• [DIRECTIVE]:
Rewrite the data below with "location" changed to "position" and everything else left the same, and leave the pictures out of your answer.

• [SOURCE DATA]:
=======

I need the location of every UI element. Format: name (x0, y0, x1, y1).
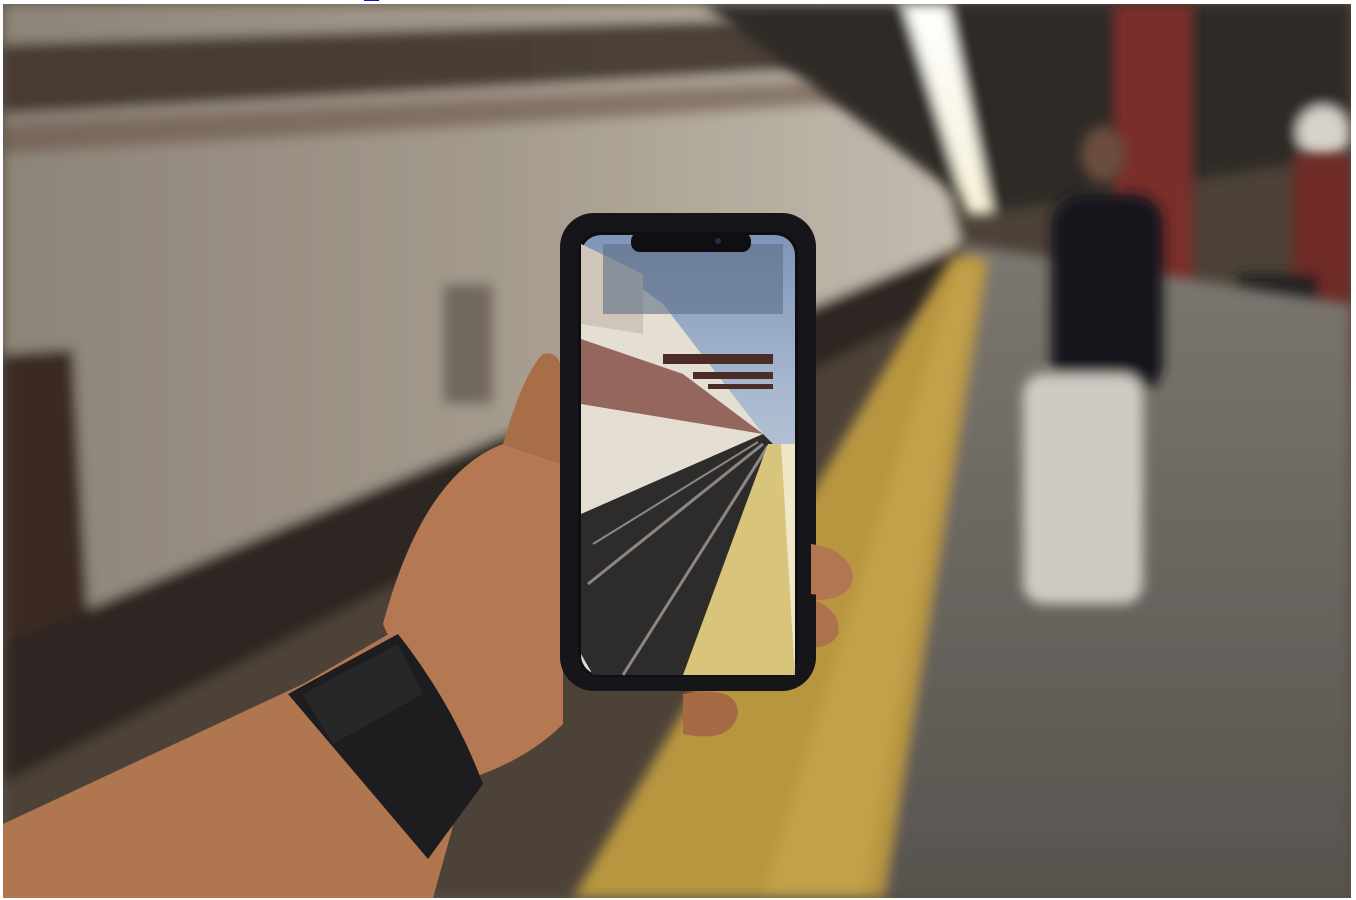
phone-screen (581, 235, 795, 676)
subway-scene-svg (3, 4, 1351, 898)
source-link[interactable]: link (364, 0, 379, 2)
subway-photo (3, 4, 1351, 898)
smartphone (560, 213, 851, 691)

=======

• [RESULT FOR THIS TASK]:
I need the position of every UI element. Format: name (x0, y0, x1, y1).
phone-screen (581, 235, 795, 676)
subway-scene-svg (3, 4, 1351, 898)
source-link[interactable]: link (364, 0, 379, 2)
subway-photo (3, 4, 1351, 898)
smartphone (560, 213, 851, 691)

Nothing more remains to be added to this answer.